--- Data to use ---

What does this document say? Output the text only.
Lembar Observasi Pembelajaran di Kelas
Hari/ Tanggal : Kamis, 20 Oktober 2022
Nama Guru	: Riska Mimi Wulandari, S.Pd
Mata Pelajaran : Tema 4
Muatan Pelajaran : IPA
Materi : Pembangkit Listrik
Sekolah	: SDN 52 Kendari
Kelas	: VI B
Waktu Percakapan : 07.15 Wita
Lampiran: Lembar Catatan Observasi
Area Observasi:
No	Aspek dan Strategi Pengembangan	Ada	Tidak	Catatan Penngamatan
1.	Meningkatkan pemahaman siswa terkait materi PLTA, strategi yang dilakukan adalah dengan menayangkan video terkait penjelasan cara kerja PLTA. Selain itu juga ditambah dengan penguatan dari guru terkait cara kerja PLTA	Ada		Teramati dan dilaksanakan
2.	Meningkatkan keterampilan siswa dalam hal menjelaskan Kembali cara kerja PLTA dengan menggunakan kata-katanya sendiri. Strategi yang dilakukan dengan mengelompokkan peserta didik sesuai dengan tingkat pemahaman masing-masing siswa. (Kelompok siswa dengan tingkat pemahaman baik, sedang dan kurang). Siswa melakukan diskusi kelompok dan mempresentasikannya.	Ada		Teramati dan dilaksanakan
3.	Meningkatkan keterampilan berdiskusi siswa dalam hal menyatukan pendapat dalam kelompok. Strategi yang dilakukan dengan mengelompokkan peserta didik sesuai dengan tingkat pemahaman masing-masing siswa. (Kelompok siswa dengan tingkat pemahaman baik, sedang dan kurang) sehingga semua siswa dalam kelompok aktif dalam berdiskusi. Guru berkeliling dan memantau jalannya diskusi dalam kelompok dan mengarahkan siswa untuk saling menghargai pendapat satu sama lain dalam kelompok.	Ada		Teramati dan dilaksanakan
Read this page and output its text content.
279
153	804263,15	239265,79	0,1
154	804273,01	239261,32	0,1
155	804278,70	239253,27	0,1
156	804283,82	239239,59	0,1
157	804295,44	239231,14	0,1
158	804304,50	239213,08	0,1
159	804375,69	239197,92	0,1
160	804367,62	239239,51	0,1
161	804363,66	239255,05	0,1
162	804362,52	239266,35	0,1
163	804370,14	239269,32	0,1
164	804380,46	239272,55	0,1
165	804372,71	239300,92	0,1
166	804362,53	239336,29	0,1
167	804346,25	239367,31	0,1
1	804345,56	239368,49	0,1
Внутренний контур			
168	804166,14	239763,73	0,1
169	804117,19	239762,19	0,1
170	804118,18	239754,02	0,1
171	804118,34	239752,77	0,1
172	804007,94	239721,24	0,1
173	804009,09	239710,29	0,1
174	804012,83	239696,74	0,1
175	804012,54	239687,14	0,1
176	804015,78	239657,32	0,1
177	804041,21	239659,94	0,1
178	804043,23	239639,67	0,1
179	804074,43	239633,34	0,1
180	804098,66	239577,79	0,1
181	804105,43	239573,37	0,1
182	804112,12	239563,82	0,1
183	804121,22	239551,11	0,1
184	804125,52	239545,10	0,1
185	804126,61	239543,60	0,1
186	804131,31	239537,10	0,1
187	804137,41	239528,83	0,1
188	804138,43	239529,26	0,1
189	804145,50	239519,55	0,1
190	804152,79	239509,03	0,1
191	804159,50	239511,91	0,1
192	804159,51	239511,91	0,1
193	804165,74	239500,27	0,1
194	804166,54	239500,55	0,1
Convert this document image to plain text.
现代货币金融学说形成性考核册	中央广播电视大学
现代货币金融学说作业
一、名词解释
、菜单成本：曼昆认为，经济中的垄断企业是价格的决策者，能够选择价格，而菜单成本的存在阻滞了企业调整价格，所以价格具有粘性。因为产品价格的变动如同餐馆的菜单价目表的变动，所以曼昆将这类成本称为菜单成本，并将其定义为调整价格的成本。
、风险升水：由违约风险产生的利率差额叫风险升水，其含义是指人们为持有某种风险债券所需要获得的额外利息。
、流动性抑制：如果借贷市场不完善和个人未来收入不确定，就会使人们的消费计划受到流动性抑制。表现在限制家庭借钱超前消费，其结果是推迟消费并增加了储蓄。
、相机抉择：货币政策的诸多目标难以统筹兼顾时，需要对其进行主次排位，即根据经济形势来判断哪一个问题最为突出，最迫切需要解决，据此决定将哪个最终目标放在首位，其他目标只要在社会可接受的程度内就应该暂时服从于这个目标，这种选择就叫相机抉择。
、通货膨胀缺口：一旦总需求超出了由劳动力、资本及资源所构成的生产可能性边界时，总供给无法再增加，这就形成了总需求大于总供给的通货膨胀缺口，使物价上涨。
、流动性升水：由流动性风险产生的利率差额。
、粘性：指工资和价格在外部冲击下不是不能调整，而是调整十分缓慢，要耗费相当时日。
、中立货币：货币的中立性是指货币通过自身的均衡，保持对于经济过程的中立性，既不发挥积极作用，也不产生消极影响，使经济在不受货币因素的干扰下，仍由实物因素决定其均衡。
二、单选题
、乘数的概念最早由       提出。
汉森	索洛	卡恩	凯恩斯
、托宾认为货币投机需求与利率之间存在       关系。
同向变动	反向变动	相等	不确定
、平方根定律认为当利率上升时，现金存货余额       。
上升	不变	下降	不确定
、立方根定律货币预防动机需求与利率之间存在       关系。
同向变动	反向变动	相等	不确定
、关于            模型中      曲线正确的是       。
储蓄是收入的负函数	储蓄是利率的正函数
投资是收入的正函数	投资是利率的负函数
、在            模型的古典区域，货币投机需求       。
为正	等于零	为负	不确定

--- Exercise ---
Give back only a number, the number of lines where the string "document" occurs.

--- Written reply ---
2